> **Short task**:
Below are the records. Gather each line that holds "Money".

==============================

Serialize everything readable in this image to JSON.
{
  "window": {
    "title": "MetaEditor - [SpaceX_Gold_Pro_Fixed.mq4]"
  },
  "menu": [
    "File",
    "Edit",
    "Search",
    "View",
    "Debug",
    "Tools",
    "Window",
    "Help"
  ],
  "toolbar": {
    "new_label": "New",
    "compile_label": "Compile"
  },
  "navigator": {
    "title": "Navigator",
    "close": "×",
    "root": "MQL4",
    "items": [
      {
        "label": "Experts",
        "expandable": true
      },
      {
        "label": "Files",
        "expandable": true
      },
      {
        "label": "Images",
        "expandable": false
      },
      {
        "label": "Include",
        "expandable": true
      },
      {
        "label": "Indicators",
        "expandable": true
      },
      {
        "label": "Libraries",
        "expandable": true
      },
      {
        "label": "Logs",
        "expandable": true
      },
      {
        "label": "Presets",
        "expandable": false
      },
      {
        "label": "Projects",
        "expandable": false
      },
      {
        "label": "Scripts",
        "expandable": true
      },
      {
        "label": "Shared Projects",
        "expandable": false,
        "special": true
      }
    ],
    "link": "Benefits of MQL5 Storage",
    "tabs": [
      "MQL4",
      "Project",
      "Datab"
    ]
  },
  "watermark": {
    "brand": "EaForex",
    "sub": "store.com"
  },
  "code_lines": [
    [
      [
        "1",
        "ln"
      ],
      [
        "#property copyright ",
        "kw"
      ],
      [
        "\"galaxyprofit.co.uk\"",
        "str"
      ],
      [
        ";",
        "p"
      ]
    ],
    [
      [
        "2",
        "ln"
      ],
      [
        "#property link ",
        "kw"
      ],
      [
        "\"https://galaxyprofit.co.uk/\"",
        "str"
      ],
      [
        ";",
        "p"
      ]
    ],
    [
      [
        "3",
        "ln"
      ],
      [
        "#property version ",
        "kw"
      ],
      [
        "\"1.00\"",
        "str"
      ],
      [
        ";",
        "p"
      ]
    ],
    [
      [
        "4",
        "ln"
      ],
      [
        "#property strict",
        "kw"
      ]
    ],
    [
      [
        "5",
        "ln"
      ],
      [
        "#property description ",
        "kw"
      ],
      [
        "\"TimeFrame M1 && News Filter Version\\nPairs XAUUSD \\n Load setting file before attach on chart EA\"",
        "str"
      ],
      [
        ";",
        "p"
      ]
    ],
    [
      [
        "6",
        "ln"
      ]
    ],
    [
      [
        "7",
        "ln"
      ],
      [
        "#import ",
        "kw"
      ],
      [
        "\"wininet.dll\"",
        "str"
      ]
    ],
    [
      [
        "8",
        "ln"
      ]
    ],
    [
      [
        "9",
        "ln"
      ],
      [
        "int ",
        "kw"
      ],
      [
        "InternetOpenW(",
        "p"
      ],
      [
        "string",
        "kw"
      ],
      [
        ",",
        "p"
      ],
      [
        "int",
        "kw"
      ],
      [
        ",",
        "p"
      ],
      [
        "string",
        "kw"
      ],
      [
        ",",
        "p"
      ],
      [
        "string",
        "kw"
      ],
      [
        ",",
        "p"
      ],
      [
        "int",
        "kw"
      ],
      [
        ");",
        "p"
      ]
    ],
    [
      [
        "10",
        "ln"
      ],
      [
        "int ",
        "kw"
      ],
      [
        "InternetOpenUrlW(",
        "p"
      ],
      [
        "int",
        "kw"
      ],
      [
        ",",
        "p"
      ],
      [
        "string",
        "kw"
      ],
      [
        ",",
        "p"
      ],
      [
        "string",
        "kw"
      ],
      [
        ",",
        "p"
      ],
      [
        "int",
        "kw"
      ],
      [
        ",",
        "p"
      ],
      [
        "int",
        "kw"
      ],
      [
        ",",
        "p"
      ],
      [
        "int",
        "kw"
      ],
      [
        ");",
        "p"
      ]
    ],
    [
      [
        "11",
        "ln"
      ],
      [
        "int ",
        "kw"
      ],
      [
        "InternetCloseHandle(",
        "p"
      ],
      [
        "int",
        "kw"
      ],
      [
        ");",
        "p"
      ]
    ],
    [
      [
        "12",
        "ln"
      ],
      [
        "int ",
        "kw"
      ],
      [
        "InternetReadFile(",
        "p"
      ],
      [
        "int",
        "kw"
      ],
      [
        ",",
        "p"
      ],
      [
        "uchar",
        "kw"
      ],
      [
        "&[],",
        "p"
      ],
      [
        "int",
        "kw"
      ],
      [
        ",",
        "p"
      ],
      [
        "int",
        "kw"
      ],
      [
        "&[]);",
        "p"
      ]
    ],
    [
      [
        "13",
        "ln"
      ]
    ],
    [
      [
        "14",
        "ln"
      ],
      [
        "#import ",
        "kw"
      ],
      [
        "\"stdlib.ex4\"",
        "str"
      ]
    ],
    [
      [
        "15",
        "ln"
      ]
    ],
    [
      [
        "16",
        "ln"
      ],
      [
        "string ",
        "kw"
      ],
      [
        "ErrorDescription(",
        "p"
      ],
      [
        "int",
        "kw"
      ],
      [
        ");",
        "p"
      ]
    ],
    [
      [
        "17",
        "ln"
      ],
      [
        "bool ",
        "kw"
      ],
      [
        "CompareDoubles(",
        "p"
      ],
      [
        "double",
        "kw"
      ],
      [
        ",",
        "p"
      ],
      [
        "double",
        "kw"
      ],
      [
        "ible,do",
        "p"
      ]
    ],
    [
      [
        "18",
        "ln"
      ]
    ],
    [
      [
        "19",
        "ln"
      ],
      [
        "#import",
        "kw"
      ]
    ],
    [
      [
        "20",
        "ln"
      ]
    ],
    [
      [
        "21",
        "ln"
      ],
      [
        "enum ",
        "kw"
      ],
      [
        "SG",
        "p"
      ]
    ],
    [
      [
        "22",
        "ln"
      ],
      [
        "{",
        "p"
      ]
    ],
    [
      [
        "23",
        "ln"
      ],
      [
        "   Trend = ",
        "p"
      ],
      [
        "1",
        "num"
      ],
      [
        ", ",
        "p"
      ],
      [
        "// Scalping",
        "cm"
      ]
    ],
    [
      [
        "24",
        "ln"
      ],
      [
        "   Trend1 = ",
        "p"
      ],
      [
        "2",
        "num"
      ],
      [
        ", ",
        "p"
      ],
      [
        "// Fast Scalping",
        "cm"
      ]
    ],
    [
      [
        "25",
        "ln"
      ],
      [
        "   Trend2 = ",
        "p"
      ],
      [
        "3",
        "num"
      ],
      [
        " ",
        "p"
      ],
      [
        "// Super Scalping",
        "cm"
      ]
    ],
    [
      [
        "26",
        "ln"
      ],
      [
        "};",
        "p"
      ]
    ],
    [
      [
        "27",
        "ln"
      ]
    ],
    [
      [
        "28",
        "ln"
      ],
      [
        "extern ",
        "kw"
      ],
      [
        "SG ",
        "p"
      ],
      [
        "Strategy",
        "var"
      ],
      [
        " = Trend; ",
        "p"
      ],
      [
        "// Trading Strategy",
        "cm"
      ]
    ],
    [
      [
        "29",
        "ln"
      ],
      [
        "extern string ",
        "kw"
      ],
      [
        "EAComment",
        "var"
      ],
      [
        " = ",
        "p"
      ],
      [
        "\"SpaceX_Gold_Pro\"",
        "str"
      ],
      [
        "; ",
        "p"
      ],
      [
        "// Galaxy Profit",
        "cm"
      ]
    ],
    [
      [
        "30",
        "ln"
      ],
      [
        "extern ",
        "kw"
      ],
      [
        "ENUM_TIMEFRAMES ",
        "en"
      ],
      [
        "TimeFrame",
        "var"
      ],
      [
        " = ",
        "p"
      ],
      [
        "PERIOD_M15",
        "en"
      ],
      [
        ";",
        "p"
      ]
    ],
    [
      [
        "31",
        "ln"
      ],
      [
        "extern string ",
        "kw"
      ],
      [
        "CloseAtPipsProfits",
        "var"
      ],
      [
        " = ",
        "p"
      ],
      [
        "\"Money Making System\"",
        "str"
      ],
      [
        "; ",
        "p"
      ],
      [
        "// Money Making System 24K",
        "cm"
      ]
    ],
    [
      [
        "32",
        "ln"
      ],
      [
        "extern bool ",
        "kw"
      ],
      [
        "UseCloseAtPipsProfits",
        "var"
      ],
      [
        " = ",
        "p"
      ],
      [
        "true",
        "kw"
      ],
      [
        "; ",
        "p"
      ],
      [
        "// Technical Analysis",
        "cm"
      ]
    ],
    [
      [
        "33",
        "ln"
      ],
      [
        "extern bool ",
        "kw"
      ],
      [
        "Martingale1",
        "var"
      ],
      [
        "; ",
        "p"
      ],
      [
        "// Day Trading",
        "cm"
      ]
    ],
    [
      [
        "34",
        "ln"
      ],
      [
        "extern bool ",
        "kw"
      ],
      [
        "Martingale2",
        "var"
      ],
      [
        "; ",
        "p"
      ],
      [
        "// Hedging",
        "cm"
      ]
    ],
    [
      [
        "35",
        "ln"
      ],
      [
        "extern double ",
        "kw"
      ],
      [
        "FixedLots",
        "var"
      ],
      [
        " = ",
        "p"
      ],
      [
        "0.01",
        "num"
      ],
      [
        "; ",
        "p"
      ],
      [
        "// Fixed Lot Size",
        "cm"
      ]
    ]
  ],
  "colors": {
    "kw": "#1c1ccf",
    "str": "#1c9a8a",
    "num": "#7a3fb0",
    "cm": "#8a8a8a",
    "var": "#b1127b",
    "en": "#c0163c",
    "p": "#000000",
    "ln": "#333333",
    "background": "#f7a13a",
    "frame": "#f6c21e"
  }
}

==============================

> **Output for this task**:
        "\"Money Making System\"",
        "// Money Making System 24K",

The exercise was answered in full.